§ **MATERIAL TO PROCESS**:
################

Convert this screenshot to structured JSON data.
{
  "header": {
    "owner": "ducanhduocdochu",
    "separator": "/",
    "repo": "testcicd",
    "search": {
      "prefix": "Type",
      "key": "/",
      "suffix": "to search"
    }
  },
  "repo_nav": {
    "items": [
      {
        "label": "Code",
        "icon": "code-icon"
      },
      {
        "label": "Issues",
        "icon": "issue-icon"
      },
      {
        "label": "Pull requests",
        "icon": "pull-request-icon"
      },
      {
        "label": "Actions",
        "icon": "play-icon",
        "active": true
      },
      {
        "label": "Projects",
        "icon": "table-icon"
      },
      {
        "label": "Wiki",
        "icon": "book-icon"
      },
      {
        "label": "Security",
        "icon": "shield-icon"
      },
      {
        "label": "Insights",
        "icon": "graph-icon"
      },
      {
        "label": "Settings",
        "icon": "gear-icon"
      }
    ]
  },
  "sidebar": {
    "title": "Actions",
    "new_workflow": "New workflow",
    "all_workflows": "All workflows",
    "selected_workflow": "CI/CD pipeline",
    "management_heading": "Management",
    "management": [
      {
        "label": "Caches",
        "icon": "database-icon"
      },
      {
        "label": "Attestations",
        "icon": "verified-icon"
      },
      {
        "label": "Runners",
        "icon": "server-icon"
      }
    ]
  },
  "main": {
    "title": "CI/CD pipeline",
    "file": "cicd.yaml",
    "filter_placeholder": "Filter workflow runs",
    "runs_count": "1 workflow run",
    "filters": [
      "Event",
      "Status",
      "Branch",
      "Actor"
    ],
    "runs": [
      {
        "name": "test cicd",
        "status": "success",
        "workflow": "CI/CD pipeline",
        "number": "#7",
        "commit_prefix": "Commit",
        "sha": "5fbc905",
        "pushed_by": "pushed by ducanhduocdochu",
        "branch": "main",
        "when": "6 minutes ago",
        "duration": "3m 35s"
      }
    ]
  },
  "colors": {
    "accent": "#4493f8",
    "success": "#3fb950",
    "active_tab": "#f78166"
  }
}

################

§ **PROBLEM STATEMENT**:
Go through the entries and return each line where the word "pipeline" appears.

§ **EXERCISE RESULT**:
    "selected_workflow": "CI/CD pipeline",
    "title": "CI/CD pipeline",
        "workflow": "CI/CD pipeline",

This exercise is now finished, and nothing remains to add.